Tell how many lines in the data below include the word "JSON". The answer is the number only.

---- TASK INPUT

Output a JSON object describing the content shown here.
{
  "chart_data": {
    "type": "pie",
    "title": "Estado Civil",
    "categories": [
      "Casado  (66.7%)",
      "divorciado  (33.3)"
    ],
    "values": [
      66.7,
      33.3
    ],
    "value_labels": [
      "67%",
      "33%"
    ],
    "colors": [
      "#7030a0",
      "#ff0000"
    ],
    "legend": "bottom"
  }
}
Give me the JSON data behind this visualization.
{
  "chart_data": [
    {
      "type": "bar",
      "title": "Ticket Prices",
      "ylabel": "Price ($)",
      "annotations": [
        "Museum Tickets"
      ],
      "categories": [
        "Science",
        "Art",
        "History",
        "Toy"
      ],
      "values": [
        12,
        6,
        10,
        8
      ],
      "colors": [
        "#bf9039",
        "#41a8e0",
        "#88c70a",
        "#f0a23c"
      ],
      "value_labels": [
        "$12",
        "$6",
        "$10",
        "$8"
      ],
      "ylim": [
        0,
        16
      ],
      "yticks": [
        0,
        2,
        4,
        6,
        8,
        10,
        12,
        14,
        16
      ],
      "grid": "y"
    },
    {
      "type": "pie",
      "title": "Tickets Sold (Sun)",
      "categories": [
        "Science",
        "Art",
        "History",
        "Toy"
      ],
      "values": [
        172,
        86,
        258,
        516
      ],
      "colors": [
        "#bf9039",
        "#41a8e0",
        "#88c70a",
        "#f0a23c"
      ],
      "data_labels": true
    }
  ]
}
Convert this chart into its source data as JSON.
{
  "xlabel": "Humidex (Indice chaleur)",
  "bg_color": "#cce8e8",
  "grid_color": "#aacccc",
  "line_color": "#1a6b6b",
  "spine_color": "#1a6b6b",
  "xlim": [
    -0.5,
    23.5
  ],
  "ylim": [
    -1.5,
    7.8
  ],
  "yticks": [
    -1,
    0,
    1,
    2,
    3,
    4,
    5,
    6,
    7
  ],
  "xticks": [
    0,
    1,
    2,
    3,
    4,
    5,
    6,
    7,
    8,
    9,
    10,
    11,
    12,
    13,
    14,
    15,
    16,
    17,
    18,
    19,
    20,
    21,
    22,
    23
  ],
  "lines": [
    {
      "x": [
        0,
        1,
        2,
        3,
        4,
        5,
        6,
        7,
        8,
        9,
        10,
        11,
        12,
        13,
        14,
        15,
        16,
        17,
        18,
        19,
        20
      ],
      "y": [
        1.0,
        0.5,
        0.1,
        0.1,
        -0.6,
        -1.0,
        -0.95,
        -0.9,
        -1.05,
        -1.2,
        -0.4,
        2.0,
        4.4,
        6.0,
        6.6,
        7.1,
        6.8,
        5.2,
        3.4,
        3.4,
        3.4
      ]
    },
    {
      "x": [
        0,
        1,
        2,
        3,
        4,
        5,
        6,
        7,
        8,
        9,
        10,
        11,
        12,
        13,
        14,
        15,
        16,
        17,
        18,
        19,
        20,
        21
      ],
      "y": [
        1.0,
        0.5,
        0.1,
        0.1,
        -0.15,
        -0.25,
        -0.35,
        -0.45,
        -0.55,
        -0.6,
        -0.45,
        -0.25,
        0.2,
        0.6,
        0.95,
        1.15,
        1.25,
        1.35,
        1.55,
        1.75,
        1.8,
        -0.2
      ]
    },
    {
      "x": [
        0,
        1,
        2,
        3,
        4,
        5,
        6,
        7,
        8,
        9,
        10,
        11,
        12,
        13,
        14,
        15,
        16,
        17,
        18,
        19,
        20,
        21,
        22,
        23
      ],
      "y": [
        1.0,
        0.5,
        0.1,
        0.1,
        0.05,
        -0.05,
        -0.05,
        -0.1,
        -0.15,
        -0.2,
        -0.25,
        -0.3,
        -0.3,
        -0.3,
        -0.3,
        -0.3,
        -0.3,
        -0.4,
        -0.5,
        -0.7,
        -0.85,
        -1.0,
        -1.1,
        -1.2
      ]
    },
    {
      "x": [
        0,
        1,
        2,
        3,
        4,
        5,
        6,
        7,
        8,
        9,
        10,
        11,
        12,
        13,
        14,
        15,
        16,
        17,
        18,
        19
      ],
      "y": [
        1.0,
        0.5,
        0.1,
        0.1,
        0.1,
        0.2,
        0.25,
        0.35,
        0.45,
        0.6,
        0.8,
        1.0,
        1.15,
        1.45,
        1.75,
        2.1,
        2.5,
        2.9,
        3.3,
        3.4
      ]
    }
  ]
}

--------

OUTPUT BELOW:
3